• **TASK BRIEF**: Review the material line by line. Identify and copy every line that contains the string "this".

Saved entries:
Begin

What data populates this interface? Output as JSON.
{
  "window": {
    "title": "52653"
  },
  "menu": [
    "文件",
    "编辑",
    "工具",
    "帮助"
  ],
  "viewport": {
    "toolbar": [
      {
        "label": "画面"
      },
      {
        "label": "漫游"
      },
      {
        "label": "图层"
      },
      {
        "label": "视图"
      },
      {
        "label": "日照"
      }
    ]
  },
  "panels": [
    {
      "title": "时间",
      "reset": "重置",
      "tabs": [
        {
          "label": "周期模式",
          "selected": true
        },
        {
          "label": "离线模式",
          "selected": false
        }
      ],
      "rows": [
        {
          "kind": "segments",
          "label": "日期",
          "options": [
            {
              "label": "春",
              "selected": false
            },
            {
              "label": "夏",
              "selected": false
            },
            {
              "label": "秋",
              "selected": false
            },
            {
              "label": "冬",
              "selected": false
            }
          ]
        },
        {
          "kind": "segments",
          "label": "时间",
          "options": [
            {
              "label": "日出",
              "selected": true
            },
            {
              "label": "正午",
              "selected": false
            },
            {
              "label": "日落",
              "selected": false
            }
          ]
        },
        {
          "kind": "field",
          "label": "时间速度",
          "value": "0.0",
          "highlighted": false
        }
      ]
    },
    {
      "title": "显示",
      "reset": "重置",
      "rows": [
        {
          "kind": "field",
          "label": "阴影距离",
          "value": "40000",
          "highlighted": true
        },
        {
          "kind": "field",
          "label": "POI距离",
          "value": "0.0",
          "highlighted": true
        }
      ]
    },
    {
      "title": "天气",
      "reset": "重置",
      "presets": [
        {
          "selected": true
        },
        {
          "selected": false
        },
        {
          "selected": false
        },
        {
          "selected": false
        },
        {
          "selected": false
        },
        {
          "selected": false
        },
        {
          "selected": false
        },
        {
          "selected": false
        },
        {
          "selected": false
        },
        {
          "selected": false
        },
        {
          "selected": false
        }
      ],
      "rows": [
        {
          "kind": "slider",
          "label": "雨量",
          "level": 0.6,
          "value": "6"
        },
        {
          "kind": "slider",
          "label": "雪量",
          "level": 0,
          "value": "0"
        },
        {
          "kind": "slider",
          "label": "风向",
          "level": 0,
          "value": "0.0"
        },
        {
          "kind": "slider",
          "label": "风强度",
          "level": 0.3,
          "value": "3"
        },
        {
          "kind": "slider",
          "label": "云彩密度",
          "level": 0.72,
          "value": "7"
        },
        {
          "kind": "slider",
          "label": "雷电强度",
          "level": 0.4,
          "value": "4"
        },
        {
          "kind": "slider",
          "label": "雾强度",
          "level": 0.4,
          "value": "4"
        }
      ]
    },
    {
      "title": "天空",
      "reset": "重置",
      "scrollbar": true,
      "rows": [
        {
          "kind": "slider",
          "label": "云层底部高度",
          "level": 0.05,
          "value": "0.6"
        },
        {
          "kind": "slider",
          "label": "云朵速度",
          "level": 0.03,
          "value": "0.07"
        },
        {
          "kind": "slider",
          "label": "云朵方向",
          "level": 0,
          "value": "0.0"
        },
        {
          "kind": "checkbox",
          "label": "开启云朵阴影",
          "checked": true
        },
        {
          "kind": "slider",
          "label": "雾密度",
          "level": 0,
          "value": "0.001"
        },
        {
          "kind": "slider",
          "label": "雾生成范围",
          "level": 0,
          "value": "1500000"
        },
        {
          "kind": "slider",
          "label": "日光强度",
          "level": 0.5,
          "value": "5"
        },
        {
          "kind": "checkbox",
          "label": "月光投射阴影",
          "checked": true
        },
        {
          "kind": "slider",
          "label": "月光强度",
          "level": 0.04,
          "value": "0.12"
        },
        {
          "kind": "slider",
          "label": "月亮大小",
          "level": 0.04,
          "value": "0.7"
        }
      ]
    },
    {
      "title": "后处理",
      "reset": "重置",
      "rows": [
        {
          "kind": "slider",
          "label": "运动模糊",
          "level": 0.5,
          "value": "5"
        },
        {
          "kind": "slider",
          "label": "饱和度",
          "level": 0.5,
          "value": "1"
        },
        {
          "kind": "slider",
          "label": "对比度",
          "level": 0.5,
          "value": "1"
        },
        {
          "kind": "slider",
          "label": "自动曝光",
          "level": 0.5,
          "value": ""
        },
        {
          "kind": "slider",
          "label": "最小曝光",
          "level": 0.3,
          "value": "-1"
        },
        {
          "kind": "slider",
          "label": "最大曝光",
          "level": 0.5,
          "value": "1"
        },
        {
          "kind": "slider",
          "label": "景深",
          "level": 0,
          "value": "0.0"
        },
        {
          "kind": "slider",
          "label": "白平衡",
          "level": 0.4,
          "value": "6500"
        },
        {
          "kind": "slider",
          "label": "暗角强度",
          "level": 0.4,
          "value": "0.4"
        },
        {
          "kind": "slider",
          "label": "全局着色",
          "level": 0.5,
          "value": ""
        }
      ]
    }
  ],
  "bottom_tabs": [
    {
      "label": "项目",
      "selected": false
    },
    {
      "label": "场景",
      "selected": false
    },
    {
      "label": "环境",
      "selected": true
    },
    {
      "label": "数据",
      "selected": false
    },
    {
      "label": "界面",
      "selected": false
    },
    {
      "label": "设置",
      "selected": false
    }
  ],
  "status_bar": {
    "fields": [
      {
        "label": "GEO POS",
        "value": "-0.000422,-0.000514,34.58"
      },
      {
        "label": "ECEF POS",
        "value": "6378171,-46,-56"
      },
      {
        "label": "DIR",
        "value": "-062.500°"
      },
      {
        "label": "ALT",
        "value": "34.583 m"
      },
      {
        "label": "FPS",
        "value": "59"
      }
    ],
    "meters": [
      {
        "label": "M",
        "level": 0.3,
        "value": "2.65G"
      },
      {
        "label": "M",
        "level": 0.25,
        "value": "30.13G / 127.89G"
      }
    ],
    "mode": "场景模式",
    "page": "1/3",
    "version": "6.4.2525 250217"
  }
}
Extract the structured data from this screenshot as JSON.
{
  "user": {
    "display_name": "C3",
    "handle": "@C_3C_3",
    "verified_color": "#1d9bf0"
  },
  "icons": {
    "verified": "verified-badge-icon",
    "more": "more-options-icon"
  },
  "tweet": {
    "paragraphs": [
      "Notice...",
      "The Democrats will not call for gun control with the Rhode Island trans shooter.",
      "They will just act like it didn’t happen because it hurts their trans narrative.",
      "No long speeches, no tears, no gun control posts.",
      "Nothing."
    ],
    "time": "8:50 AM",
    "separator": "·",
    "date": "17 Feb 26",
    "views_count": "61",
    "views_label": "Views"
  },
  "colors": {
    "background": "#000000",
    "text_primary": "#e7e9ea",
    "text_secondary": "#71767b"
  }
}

End

• **OUTPUT BELOW**:
What data populates this interface? Output as JSON.
Extract the structured data from this screenshot as JSON.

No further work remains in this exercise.